▶ AIM OF THE EXERCISE
The answer must be one number: how many lines of the records contain "baseras".

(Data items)

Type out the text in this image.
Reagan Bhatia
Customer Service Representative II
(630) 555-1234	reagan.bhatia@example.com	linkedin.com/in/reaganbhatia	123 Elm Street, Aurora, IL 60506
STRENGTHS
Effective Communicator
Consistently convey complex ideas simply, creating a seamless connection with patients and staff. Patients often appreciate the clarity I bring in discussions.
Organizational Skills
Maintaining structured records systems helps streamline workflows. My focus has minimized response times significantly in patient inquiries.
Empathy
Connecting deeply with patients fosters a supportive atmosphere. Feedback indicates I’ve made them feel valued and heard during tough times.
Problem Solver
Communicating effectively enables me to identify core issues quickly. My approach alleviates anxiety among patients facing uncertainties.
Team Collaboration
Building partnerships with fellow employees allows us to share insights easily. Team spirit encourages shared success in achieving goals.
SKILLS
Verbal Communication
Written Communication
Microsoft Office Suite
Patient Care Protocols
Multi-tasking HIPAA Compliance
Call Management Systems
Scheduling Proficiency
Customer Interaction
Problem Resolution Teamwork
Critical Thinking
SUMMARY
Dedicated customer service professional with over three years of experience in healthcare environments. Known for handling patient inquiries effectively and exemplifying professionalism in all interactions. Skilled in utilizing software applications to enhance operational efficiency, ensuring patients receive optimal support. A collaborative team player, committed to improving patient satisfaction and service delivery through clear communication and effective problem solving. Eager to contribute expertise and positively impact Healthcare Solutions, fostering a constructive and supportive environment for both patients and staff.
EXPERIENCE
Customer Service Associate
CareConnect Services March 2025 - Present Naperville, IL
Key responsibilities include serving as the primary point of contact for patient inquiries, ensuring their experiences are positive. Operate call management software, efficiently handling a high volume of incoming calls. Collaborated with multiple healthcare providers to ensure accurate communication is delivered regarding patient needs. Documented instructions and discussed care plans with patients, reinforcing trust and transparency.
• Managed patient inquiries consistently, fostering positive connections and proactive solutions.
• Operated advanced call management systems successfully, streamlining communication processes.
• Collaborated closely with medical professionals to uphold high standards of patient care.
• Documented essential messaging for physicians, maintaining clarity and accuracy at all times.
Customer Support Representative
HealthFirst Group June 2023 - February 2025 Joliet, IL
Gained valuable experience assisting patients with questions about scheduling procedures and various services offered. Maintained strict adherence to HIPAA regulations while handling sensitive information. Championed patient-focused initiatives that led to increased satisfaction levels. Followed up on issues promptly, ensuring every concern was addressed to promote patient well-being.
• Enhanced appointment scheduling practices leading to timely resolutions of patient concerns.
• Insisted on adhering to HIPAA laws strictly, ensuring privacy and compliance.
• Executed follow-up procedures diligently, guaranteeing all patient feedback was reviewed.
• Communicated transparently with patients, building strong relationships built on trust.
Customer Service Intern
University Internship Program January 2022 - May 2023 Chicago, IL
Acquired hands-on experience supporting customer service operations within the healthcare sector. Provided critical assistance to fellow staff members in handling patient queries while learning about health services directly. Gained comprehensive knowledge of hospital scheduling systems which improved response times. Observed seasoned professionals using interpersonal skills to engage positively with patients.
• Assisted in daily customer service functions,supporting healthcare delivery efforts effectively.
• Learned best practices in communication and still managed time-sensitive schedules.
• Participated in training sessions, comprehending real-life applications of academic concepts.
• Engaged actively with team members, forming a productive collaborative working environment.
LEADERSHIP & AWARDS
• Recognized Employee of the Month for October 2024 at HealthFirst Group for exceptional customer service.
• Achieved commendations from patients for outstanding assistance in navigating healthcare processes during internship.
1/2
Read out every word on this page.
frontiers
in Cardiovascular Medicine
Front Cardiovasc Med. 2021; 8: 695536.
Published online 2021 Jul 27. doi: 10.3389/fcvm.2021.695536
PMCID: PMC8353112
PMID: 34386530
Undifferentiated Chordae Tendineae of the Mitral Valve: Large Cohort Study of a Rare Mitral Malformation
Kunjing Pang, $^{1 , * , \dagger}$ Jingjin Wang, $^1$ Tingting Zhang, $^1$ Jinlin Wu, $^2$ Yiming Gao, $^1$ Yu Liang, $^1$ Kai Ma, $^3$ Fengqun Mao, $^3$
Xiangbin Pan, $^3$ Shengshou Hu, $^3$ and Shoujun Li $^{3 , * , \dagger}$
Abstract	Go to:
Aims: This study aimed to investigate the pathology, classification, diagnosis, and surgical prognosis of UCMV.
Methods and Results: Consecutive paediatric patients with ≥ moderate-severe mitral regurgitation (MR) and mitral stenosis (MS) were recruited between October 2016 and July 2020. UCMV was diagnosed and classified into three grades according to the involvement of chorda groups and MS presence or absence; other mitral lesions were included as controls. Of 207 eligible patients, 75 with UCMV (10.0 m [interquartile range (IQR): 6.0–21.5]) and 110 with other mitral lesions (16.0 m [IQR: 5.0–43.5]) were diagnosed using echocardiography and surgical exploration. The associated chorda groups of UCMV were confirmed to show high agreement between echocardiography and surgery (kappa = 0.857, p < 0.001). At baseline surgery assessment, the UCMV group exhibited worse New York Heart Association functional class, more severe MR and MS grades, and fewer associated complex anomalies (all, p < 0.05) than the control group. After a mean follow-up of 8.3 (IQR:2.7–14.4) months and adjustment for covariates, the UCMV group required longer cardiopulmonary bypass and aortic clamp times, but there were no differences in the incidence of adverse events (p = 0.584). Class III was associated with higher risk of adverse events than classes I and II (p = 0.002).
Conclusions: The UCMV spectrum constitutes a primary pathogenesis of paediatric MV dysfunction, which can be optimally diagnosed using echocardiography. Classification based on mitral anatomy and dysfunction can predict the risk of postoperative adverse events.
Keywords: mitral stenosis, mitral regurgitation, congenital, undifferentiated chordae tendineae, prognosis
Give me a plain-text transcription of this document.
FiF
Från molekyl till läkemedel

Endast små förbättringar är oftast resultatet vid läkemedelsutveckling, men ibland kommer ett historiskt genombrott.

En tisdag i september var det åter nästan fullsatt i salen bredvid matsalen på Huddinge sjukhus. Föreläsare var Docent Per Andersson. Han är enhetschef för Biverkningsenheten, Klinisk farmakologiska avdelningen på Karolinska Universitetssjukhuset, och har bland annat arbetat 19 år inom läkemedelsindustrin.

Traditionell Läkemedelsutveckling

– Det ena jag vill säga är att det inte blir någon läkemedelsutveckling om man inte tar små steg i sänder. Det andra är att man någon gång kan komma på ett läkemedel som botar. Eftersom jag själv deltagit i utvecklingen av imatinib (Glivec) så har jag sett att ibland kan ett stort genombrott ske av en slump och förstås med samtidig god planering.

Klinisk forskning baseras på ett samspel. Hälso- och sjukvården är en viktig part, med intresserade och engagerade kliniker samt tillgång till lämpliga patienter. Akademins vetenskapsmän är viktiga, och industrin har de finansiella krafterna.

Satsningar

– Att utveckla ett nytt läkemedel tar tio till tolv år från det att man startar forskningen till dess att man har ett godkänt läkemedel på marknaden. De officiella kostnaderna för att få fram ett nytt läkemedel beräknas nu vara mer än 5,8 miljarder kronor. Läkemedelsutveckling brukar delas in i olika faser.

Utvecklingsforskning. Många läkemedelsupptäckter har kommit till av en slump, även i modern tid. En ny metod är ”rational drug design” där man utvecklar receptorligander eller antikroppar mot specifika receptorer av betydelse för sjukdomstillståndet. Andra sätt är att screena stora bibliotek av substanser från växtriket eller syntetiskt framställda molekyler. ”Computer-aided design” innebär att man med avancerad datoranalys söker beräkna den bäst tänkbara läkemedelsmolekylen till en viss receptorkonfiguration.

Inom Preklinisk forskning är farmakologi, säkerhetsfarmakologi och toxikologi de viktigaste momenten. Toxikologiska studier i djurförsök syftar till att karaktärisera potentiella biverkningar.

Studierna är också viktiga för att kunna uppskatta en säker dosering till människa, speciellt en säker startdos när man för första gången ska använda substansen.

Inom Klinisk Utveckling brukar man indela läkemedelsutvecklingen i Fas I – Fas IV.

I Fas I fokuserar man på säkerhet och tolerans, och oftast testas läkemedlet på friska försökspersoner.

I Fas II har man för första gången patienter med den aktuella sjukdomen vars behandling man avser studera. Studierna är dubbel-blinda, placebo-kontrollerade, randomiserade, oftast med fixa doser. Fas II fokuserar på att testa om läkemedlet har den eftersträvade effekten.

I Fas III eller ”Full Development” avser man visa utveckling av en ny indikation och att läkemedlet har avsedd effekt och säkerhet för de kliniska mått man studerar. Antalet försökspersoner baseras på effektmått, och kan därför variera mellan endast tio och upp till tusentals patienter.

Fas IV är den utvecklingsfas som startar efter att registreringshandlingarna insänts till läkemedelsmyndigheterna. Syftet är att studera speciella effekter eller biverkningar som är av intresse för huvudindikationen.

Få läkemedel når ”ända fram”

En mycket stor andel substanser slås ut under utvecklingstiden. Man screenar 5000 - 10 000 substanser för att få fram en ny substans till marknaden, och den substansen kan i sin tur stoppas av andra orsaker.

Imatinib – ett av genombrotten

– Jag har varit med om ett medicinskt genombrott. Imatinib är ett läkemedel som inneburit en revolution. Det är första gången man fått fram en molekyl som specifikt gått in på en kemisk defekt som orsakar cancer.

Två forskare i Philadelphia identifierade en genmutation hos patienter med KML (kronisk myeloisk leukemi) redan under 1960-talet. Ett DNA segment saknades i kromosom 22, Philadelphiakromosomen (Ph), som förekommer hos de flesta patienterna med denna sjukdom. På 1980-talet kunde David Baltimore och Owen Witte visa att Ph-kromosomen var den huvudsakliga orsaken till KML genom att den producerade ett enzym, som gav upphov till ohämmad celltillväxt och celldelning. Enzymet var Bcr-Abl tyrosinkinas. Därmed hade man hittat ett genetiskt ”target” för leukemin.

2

▶ RESULT
2